PROVIDED DATA ->
## START
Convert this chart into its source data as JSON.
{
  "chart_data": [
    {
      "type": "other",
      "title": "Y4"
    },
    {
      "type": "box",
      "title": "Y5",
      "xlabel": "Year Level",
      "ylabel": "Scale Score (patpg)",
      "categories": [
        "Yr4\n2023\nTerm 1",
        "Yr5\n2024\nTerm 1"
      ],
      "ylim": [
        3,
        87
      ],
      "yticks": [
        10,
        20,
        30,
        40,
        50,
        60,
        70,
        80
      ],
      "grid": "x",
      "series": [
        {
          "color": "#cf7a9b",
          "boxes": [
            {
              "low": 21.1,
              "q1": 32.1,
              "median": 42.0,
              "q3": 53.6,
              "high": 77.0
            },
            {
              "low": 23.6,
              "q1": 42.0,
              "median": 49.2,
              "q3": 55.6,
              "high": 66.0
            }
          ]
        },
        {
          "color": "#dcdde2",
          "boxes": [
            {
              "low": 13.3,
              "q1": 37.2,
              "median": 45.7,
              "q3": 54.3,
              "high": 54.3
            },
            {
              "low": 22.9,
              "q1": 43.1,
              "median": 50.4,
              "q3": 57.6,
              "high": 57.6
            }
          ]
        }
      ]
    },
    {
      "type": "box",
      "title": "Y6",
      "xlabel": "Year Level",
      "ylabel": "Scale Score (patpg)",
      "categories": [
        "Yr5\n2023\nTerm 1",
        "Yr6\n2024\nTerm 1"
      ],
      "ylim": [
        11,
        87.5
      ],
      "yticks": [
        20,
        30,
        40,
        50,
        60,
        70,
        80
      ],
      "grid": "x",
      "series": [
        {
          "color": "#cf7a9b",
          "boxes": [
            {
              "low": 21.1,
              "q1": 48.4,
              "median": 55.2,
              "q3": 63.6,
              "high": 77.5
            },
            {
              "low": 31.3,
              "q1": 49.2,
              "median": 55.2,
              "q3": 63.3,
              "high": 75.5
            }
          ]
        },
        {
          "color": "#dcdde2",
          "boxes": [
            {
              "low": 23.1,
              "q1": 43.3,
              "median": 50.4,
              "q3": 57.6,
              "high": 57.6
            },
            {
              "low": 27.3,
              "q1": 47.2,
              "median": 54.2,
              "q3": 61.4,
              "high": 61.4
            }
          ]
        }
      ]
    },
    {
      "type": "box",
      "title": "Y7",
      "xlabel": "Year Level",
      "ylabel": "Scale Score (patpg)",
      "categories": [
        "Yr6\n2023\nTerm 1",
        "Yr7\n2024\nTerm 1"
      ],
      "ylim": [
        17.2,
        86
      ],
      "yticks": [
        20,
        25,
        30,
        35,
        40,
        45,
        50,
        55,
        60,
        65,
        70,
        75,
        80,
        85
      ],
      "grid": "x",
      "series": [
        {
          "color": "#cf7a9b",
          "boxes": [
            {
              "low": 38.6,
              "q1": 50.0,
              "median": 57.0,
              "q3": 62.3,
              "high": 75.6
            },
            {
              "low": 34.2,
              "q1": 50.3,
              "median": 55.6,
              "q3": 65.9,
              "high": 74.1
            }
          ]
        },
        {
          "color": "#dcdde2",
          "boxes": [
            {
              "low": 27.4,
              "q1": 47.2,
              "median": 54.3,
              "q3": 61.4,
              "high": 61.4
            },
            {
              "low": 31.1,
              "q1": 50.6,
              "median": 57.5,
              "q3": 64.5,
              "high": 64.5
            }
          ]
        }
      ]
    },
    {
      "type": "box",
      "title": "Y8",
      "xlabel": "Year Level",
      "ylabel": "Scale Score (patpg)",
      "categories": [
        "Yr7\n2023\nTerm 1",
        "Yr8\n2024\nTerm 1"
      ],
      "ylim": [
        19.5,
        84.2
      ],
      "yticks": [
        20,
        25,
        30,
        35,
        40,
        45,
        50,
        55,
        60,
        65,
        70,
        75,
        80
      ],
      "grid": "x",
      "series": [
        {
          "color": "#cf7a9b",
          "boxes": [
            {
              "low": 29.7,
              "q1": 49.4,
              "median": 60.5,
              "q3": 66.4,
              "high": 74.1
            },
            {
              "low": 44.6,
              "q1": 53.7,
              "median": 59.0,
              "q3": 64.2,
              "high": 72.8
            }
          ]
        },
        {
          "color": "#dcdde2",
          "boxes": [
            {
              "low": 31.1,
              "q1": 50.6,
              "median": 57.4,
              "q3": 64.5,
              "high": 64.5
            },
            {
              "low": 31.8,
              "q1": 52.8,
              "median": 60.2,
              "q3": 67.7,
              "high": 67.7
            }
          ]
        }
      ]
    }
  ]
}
## END
TO DO -> What do the records say? Quote them all exactly.

WRITTEN SOLUTION ->
Convert this chart into its source data as JSON.
{
  "chart_data": [
    {
      "type": "other",
      "title": "Y4"
    },
    {
      "type": "box",
      "title": "Y5",
      "xlabel": "Year Level",
      "ylabel": "Scale Score (patpg)",
      "categories": [
        "Yr4\n2023\nTerm 1",
        "Yr5\n2024\nTerm 1"
      ],
      "ylim": [
        3,
        87
      ],
      "yticks": [
        10,
        20,
        30,
        40,
        50,
        60,
        70,
        80
      ],
      "grid": "x",
      "series": [
        {
          "color": "#cf7a9b",
          "boxes": [
            {
              "low": 21.1,
              "q1": 32.1,
              "median": 42.0,
              "q3": 53.6,
              "high": 77.0
            },
            {
              "low": 23.6,
              "q1": 42.0,
              "median": 49.2,
              "q3": 55.6,
              "high": 66.0
            }
          ]
        },
        {
          "color": "#dcdde2",
          "boxes": [
            {
              "low": 13.3,
              "q1": 37.2,
              "median": 45.7,
              "q3": 54.3,
              "high": 54.3
            },
            {
              "low": 22.9,
              "q1": 43.1,
              "median": 50.4,
              "q3": 57.6,
              "high": 57.6
            }
          ]
        }
      ]
    },
    {
      "type": "box",
      "title": "Y6",
      "xlabel": "Year Level",
      "ylabel": "Scale Score (patpg)",
      "categories": [
        "Yr5\n2023\nTerm 1",
        "Yr6\n2024\nTerm 1"
      ],
      "ylim": [
        11,
        87.5
      ],
      "yticks": [
        20,
        30,
        40,
        50,
        60,
        70,
        80
      ],
      "grid": "x",
      "series": [
        {
          "color": "#cf7a9b",
          "boxes": [
            {
              "low": 21.1,
              "q1": 48.4,
              "median": 55.2,
              "q3": 63.6,
              "high": 77.5
            },
            {
              "low": 31.3,
              "q1": 49.2,
              "median": 55.2,
              "q3": 63.3,
              "high": 75.5
            }
          ]
        },
        {
          "color": "#dcdde2",
          "boxes": [
            {
              "low": 23.1,
              "q1": 43.3,
              "median": 50.4,
              "q3": 57.6,
              "high": 57.6
            },
            {
              "low": 27.3,
              "q1": 47.2,
              "median": 54.2,
              "q3": 61.4,
              "high": 61.4
            }
          ]
        }
      ]
    },
    {
      "type": "box",
      "title": "Y7",
      "xlabel": "Year Level",
      "ylabel": "Scale Score (patpg)",
      "categories": [
        "Yr6\n2023\nTerm 1",
        "Yr7\n2024\nTerm 1"
      ],
      "ylim": [
        17.2,
        86
      ],
      "yticks": [
        20,
        25,
        30,
        35,
        40,
        45,
        50,
        55,
        60,
        65,
        70,
        75,
        80,
        85
      ],
      "grid": "x",
      "series": [
        {
          "color": "#cf7a9b",
          "boxes": [
            {
              "low": 38.6,
              "q1": 50.0,
              "median": 57.0,
              "q3": 62.3,
              "high": 75.6
            },
            {
              "low": 34.2,
              "q1": 50.3,
              "median": 55.6,
              "q3": 65.9,
              "high": 74.1
            }
          ]
        },
        {
          "color": "#dcdde2",
          "boxes": [
            {
              "low": 27.4,
              "q1": 47.2,
              "median": 54.3,
              "q3": 61.4,
              "high": 61.4
            },
            {
              "low": 31.1,
              "q1": 50.6,
              "median": 57.5,
              "q3": 64.5,
              "high": 64.5
            }
          ]
        }
      ]
    },
    {
      "type": "box",
      "title": "Y8",
      "xlabel": "Year Level",
      "ylabel": "Scale Score (patpg)",
      "categories": [
        "Yr7\n2023\nTerm 1",
        "Yr8\n2024\nTerm 1"
      ],
      "ylim": [
        19.5,
        84.2
      ],
      "yticks": [
        20,
        25,
        30,
        35,
        40,
        45,
        50,
        55,
        60,
        65,
        70,
        75,
        80
      ],
      "grid": "x",
      "series": [
        {
          "color": "#cf7a9b",
          "boxes": [
            {
              "low": 29.7,
              "q1": 49.4,
              "median": 60.5,
              "q3": 66.4,
              "high": 74.1
            },
            {
              "low": 44.6,
              "q1": 53.7,
              "median": 59.0,
              "q3": 64.2,
              "high": 72.8
            }
          ]
        },
        {
          "color": "#dcdde2",
          "boxes": [
            {
              "low": 31.1,
              "q1": 50.6,
              "median": 57.4,
              "q3": 64.5,
              "high": 64.5
            },
            {
              "low": 31.8,
              "q1": 52.8,
              "median": 60.2,
              "q3": 67.7,
              "high": 67.7
            }
          ]
        }
      ]
    }
  ]
}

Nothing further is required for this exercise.